**GOAL:**
Output exactly the lines that run from the line with "Give me the" to the end of the material, both ends included, and no other lines.

**AVAILABLE RECORDS:**
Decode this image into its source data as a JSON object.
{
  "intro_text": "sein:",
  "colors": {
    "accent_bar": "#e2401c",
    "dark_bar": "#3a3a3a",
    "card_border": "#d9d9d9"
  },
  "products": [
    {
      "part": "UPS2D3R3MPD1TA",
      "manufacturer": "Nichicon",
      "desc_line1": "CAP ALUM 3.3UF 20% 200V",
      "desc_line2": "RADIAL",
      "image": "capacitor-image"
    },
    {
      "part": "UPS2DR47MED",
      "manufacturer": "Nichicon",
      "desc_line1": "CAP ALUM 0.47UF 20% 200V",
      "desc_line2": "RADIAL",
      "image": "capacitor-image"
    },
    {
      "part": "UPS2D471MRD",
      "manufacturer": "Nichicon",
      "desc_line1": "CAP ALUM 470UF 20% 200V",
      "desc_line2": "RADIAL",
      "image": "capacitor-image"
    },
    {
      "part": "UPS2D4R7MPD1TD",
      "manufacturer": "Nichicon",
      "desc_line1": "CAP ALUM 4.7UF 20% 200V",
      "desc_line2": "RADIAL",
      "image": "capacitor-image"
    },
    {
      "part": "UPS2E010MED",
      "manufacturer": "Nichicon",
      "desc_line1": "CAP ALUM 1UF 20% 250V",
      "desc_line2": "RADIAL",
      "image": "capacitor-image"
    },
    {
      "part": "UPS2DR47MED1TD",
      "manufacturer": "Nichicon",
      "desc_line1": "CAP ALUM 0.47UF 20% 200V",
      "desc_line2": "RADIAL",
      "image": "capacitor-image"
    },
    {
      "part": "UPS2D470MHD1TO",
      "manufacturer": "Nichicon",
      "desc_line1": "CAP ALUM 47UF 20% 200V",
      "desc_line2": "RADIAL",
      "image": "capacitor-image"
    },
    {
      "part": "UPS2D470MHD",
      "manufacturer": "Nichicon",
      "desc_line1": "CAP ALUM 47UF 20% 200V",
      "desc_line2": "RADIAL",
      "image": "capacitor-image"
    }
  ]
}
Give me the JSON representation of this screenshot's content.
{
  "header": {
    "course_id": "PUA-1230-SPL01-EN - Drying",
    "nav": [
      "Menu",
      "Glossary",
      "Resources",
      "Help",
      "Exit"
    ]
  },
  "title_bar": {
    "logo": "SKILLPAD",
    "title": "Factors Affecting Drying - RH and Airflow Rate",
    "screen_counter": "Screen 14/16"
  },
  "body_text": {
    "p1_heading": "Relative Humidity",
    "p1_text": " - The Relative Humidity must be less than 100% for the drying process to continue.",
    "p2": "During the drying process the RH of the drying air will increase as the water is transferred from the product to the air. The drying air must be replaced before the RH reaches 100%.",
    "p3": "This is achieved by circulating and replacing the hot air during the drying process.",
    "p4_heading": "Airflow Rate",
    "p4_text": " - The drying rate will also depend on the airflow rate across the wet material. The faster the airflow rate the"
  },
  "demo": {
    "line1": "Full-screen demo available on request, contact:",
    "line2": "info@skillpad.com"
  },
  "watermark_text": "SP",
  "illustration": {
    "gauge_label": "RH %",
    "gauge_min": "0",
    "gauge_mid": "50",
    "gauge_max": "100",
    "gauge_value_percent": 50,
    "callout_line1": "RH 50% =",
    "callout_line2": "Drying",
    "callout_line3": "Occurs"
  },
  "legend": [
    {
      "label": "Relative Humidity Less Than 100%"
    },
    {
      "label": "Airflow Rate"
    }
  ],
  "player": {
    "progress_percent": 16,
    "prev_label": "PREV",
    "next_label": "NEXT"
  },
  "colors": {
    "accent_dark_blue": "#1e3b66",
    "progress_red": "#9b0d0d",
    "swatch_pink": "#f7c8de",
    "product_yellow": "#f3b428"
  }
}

**PROBLEM SOLUTION:**
Give me the JSON representation of this screenshot's content.
{
  "header": {
    "course_id": "PUA-1230-SPL01-EN - Drying",
    "nav": [
      "Menu",
      "Glossary",
      "Resources",
      "Help",
      "Exit"
    ]
  },
  "title_bar": {
    "logo": "SKILLPAD",
    "title": "Factors Affecting Drying - RH and Airflow Rate",
    "screen_counter": "Screen 14/16"
  },
  "body_text": {
    "p1_heading": "Relative Humidity",
    "p1_text": " - The Relative Humidity must be less than 100% for the drying process to continue.",
    "p2": "During the drying process the RH of the drying air will increase as the water is transferred from the product to the air. The drying air must be replaced before the RH reaches 100%.",
    "p3": "This is achieved by circulating and replacing the hot air during the drying process.",
    "p4_heading": "Airflow Rate",
    "p4_text": " - The drying rate will also depend on the airflow rate across the wet material. The faster the airflow rate the"
  },
  "demo": {
    "line1": "Full-screen demo available on request, contact:",
    "line2": "info@skillpad.com"
  },
  "watermark_text": "SP",
  "illustration": {
    "gauge_label": "RH %",
    "gauge_min": "0",
    "gauge_mid": "50",
    "gauge_max": "100",
    "gauge_value_percent": 50,
    "callout_line1": "RH 50% =",
    "callout_line2": "Drying",
    "callout_line3": "Occurs"
  },
  "legend": [
    {
      "label": "Relative Humidity Less Than 100%"
    },
    {
      "label": "Airflow Rate"
    }
  ],
  "player": {
    "progress_percent": 16,
    "prev_label": "PREV",
    "next_label": "NEXT"
  },
  "colors": {
    "accent_dark_blue": "#1e3b66",
    "progress_red": "#9b0d0d",
    "swatch_pink": "#f7c8de",
    "product_yellow": "#f3b428"
  }
}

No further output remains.